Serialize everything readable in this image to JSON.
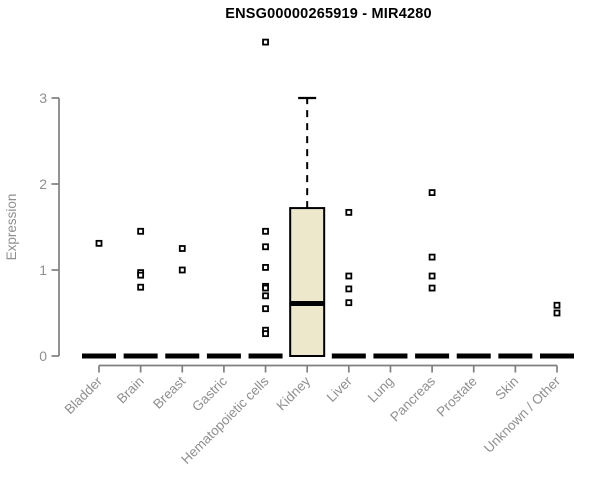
{
  "chart_data": {
    "type": "boxplot",
    "title": "ENSG00000265919 - MIR4280",
    "ylabel": "Expression",
    "xlabel": "",
    "ylim": [
      0,
      3
    ],
    "yticks": [
      0,
      1,
      2,
      3
    ],
    "grid": false,
    "legend": false,
    "categories": [
      "Bladder",
      "Brain",
      "Breast",
      "Gastric",
      "Hematopoietic cells",
      "Kidney",
      "Liver",
      "Lung",
      "Pancreas",
      "Prostate",
      "Skin",
      "Unknown / Other"
    ],
    "boxes": [
      {
        "category": "Bladder",
        "q1": 0,
        "median": 0,
        "q3": 0,
        "whisker_low": 0,
        "whisker_high": 0,
        "outliers": [
          1.31
        ]
      },
      {
        "category": "Brain",
        "q1": 0,
        "median": 0,
        "q3": 0,
        "whisker_low": 0,
        "whisker_high": 0,
        "outliers": [
          1.45,
          0.97,
          0.94,
          0.8
        ]
      },
      {
        "category": "Breast",
        "q1": 0,
        "median": 0,
        "q3": 0,
        "whisker_low": 0,
        "whisker_high": 0,
        "outliers": [
          1.25,
          1.0
        ]
      },
      {
        "category": "Gastric",
        "q1": 0,
        "median": 0,
        "q3": 0,
        "whisker_low": 0,
        "whisker_high": 0,
        "outliers": []
      },
      {
        "category": "Hematopoietic cells",
        "q1": 0,
        "median": 0,
        "q3": 0,
        "whisker_low": 0,
        "whisker_high": 0,
        "outliers": [
          3.65,
          1.45,
          1.27,
          1.03,
          0.81,
          0.79,
          0.7,
          0.55,
          0.3,
          0.26
        ]
      },
      {
        "category": "Kidney",
        "q1": 0,
        "median": 0.61,
        "q3": 1.72,
        "whisker_low": 0,
        "whisker_high": 3.0,
        "outliers": []
      },
      {
        "category": "Liver",
        "q1": 0,
        "median": 0,
        "q3": 0,
        "whisker_low": 0,
        "whisker_high": 0,
        "outliers": [
          1.67,
          0.93,
          0.78,
          0.62
        ]
      },
      {
        "category": "Lung",
        "q1": 0,
        "median": 0,
        "q3": 0,
        "whisker_low": 0,
        "whisker_high": 0,
        "outliers": []
      },
      {
        "category": "Pancreas",
        "q1": 0,
        "median": 0,
        "q3": 0,
        "whisker_low": 0,
        "whisker_high": 0,
        "outliers": [
          1.9,
          1.15,
          0.93,
          0.79
        ]
      },
      {
        "category": "Prostate",
        "q1": 0,
        "median": 0,
        "q3": 0,
        "whisker_low": 0,
        "whisker_high": 0,
        "outliers": []
      },
      {
        "category": "Skin",
        "q1": 0,
        "median": 0,
        "q3": 0,
        "whisker_low": 0,
        "whisker_high": 0,
        "outliers": []
      },
      {
        "category": "Unknown / Other",
        "q1": 0,
        "median": 0,
        "q3": 0,
        "whisker_low": 0,
        "whisker_high": 0,
        "outliers": [
          0.59,
          0.5
        ]
      }
    ],
    "colors": {
      "box_fill": "#EDE7CC",
      "box_border": "#000000",
      "median": "#000000",
      "whisker": "#000000",
      "outlier_stroke": "#000000",
      "outlier_fill": "#ffffff",
      "axis": "#7f7f7f",
      "axis_text": "#8f8f8f",
      "title_text": "#000000",
      "background": "#ffffff"
    }
  }
}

• _Work instruction_
Write out the records above exactly as they appear, leaving out any pictures.

• _Response to this exercise_
Serialize everything readable in this image to JSON.
{
  "chart_data": {
    "type": "boxplot",
    "title": "ENSG00000265919 - MIR4280",
    "ylabel": "Expression",
    "xlabel": "",
    "ylim": [
      0,
      3
    ],
    "yticks": [
      0,
      1,
      2,
      3
    ],
    "grid": false,
    "legend": false,
    "categories": [
      "Bladder",
      "Brain",
      "Breast",
      "Gastric",
      "Hematopoietic cells",
      "Kidney",
      "Liver",
      "Lung",
      "Pancreas",
      "Prostate",
      "Skin",
      "Unknown / Other"
    ],
    "boxes": [
      {
        "category": "Bladder",
        "q1": 0,
        "median": 0,
        "q3": 0,
        "whisker_low": 0,
        "whisker_high": 0,
        "outliers": [
          1.31
        ]
      },
      {
        "category": "Brain",
        "q1": 0,
        "median": 0,
        "q3": 0,
        "whisker_low": 0,
        "whisker_high": 0,
        "outliers": [
          1.45,
          0.97,
          0.94,
          0.8
        ]
      },
      {
        "category": "Breast",
        "q1": 0,
        "median": 0,
        "q3": 0,
        "whisker_low": 0,
        "whisker_high": 0,
        "outliers": [
          1.25,
          1.0
        ]
      },
      {
        "category": "Gastric",
        "q1": 0,
        "median": 0,
        "q3": 0,
        "whisker_low": 0,
        "whisker_high": 0,
        "outliers": []
      },
      {
        "category": "Hematopoietic cells",
        "q1": 0,
        "median": 0,
        "q3": 0,
        "whisker_low": 0,
        "whisker_high": 0,
        "outliers": [
          3.65,
          1.45,
          1.27,
          1.03,
          0.81,
          0.79,
          0.7,
          0.55,
          0.3,
          0.26
        ]
      },
      {
        "category": "Kidney",
        "q1": 0,
        "median": 0.61,
        "q3": 1.72,
        "whisker_low": 0,
        "whisker_high": 3.0,
        "outliers": []
      },
      {
        "category": "Liver",
        "q1": 0,
        "median": 0,
        "q3": 0,
        "whisker_low": 0,
        "whisker_high": 0,
        "outliers": [
          1.67,
          0.93,
          0.78,
          0.62
        ]
      },
      {
        "category": "Lung",
        "q1": 0,
        "median": 0,
        "q3": 0,
        "whisker_low": 0,
        "whisker_high": 0,
        "outliers": []
      },
      {
        "category": "Pancreas",
        "q1": 0,
        "median": 0,
        "q3": 0,
        "whisker_low": 0,
        "whisker_high": 0,
        "outliers": [
          1.9,
          1.15,
          0.93,
          0.79
        ]
      },
      {
        "category": "Prostate",
        "q1": 0,
        "median": 0,
        "q3": 0,
        "whisker_low": 0,
        "whisker_high": 0,
        "outliers": []
      },
      {
        "category": "Skin",
        "q1": 0,
        "median": 0,
        "q3": 0,
        "whisker_low": 0,
        "whisker_high": 0,
        "outliers": []
      },
      {
        "category": "Unknown / Other",
        "q1": 0,
        "median": 0,
        "q3": 0,
        "whisker_low": 0,
        "whisker_high": 0,
        "outliers": [
          0.59,
          0.5
        ]
      }
    ],
    "colors": {
      "box_fill": "#EDE7CC",
      "box_border": "#000000",
      "median": "#000000",
      "whisker": "#000000",
      "outlier_stroke": "#000000",
      "outlier_fill": "#ffffff",
      "axis": "#7f7f7f",
      "axis_text": "#8f8f8f",
      "title_text": "#000000",
      "background": "#ffffff"
    }
  }
}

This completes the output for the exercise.